▶ _The task_:
Every line below is to be quoted exactly, with nothing added or dropped.

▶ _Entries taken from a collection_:
--------------------

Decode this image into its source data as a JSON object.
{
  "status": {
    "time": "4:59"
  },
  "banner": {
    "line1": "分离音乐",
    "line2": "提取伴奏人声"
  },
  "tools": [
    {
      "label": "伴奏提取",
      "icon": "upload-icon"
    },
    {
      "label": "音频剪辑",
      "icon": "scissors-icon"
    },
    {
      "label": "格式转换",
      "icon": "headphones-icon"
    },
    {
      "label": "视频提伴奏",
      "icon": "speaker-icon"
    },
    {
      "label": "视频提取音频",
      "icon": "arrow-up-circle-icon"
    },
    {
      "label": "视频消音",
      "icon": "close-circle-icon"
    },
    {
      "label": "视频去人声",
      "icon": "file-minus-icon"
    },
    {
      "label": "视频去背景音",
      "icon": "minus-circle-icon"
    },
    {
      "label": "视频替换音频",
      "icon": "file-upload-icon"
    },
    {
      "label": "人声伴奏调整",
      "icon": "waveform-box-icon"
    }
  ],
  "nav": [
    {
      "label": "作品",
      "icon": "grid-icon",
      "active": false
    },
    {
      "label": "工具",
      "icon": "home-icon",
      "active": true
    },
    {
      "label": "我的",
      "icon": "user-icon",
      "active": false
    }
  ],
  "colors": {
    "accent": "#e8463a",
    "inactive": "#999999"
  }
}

--------------------

▶ _Task result_:
Decode this image into its source data as a JSON object.
{
  "status": {
    "time": "4:59"
  },
  "banner": {
    "line1": "分离音乐",
    "line2": "提取伴奏人声"
  },
  "tools": [
    {
      "label": "伴奏提取",
      "icon": "upload-icon"
    },
    {
      "label": "音频剪辑",
      "icon": "scissors-icon"
    },
    {
      "label": "格式转换",
      "icon": "headphones-icon"
    },
    {
      "label": "视频提伴奏",
      "icon": "speaker-icon"
    },
    {
      "label": "视频提取音频",
      "icon": "arrow-up-circle-icon"
    },
    {
      "label": "视频消音",
      "icon": "close-circle-icon"
    },
    {
      "label": "视频去人声",
      "icon": "file-minus-icon"
    },
    {
      "label": "视频去背景音",
      "icon": "minus-circle-icon"
    },
    {
      "label": "视频替换音频",
      "icon": "file-upload-icon"
    },
    {
      "label": "人声伴奏调整",
      "icon": "waveform-box-icon"
    }
  ],
  "nav": [
    {
      "label": "作品",
      "icon": "grid-icon",
      "active": false
    },
    {
      "label": "工具",
      "icon": "home-icon",
      "active": true
    },
    {
      "label": "我的",
      "icon": "user-icon",
      "active": false
    }
  ],
  "colors": {
    "accent": "#e8463a",
    "inactive": "#999999"
  }
}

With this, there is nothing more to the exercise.